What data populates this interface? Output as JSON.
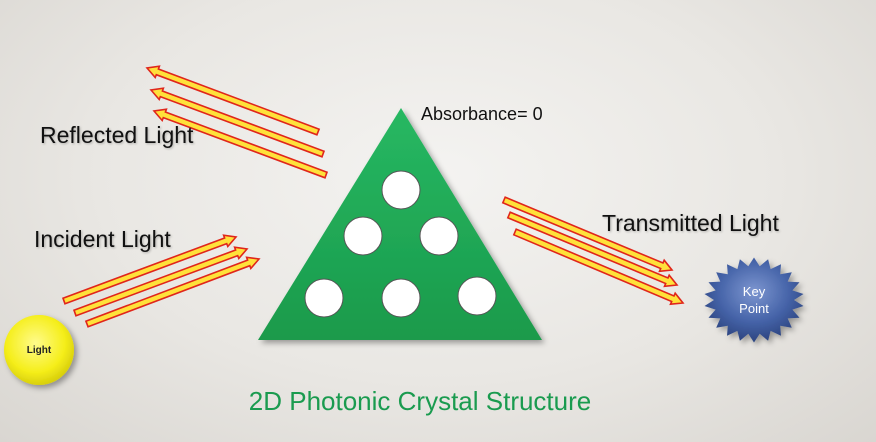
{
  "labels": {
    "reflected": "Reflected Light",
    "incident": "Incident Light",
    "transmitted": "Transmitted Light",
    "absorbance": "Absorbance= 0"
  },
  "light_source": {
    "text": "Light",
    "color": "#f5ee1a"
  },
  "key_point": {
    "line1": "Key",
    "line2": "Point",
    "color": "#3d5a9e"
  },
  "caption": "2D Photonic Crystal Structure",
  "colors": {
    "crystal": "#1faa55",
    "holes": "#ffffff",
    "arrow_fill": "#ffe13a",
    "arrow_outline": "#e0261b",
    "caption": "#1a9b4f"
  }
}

★ ★ ★ ★ ★ ★ ★

What you are asked to do
Return every line above in which the string "caption" occurs.

The result
  "caption": "2D Photonic Crystal Structure",
    "caption": "#1a9b4f"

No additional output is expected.